* **Requirement 1**
From the XyDB development notes, translate this sentence into Spanish: "The limitation of this object is that it exists in memory only."
* **Requirement 2**
Pick up the XyDB development notes right after the folder-creation loop that ends them, and keep writing the notes from there.

* **Text excerpt**
-- begin --

In [2]:
%%bash
git add --all :/
git commit -a -m 'fixed bug that prevented overwriting old records'

In [3]:
!date #last update


Thu Nov  3 16:07:20 CDT 2016

In [4]:
# Change work directory to project root

import gitpath #pip install git+https://github.com/ruxi/python-gitpath.git
import os.path
rootpath = gitpath.root()
os.chdir(rootpath)
os.getcwd()


Out[4]:
'/home/lewis/git/tools'

update changes to pypi

#update pypi
rm -r dist                  # remove old source files
python setup.py sdist       # make source distribution
python setup.py bdist_wheel # make build distribution with *.whl file
twine upload dist/* #       pip install twine

In [10]:
%ls dist


ruxitools-0.2.4-py3-none-any.whl  ruxitools-0.2.4.tar.gz

DevNotes: XyDB.py

created: Fri Oct 21 13:16:57 CDT 2016

author: github.com/ruxi

This notebook was used to construct this repo

Purpose

XyDB is a database-like containers for derivative data

 The intended usecase of XyDB is to store dervative data in a database-like
 container and bind it as an attribute to the source data. It solves the
 problem of namespace pollution by confining intermediate data forms to
 the original dataset in a logical and structured manner. The limitation
 of this object is that it exists in memory only. For more persistent storage
 solutions, its recommended to use an actual database library such as
 blaze, mongoDB, or SQLite. Conversely, the advantage is residual information
 is not left over after a session. 

Specifications

  • keys (list): list keywords for all records (names for intermediate data configurations)

  • push (func): Adds record to database

  • pull (func): Pulls record from database (ducktyped)

         Records are accessible via attributes by keyname 
         Returns dictionary records
    
         pull.<config keyword>
  • show (func): Show record from database. (ducktyped)

             Records are accessible via attributes by keyname 
             Returns namedtuple objects based on db records.
    
             show.<config keyword>.<attribute name>          

Project architecture

Structure of the repository according to The Hitchhiker's Guide to Python

Target directory sturcture

|-- LISCENSE
|-- README.md
|-- setup.py
|-- requirements.txt
|-- Makefile
|-- .gitignore
|-- docs/
    |-- notebooks/

|-- ruxitools/
    |-- __init__.py
        |-- xydb/
            |-- __init__.py
            |-- XyDB.py
|-- test/
    |-- __init__.py
    |-- test_XyDB.py

Writing guides

Python docstrings styles

Some resources on documentation conventions

Programs:

pip install sphinxcontrib-napoleon

Unit Tests

Guides on how to write unit tests:

Packaging and distribution

packaging.python.org

python-packaging readthedocs

setup.py

See minimal example

Module implmentation

Create directory tree


In [13]:
import os.path

# create folder if doesn't exist
folders = ['ruxitools', 'tests']
for x in folders:
    os.makedirs(x, exist_ok=True)

-- end --

* **Available data**
-- begin --

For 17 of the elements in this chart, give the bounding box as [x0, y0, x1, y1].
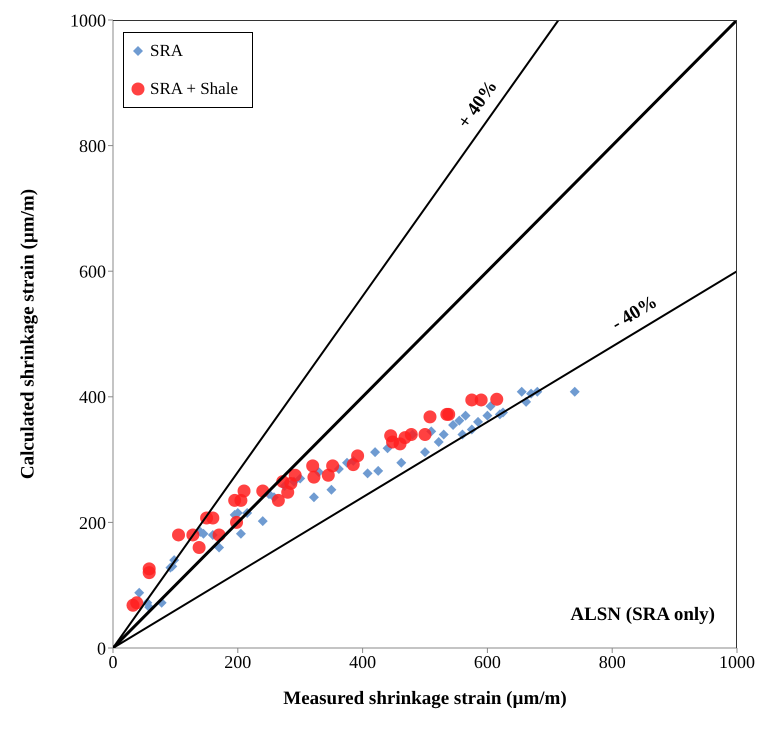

-- end --

* **Task response 1**
La limitación de este objeto es que solo existe en memoria.

* **Task response 2**
In [14]:
!tree | grep -v __pycache__ | grep -v .cpython  #hides grep'd keywords


.
├── build
│   ├── bdist.linux-x86_64
│   └── lib
│       └── ruxitools
│           ├── __init__.py
│           └── xydb.py
├── dist
│   ├── ruxitools-0.2.4-py3-none-any.whl
│   └── ruxitools-0.2.4.tar.gz
├── docs
│   └── notebooks
│       ├── 1_Notebook_DevNotes_gitpath.ipynb
│       └── 1_Notebook_DevNotes_XyDB.ipynb
├── LICENSE
├── MANIFEST.in
├── README.md
├── requirements.txt
├── ruxitools
│   ├── gitpath
│   │   └── __init__.py
│   ├── __init__.py
│   ├── tests
│   └── xydb.py
├── ruxitools.egg-info
│   ├── dependency_links.txt
│   ├── PKG-INFO
│   ├── SOURCES.txt
│   └── top_level.txt
├── setup.py
├── src
│   ├── pip-delete-this-directory.txt
│   └── python-gitpath.git
│       ├── gitpath
│       │   └── __init__.py
│       ├── gitpath.egg-info
│       │   ├── dependency_links.txt
│       │   ├── PKG-INFO
│       │   ├── SOURCES.txt
│       │   └── top_level.txt
│       ├── LICENSE
│       ├── README.md
│       └── setup.py
└── tests
    └── test_xydb.py

18 directories, 31 files

The Code


In [ ]:
# %load ruxitools/__init__.py

Main


In [ ]:
# %load ruxitools/xydb.py
#!/usr/bin/env python 
__author__ = "github.com/ruxi"
__copyright__ = "Copyright 2016, ruxitools"
__email__ = "ruxi.github@gmail.com"
__license__ = "MIT"
__status__ = "Development"
__version__ = "0.1"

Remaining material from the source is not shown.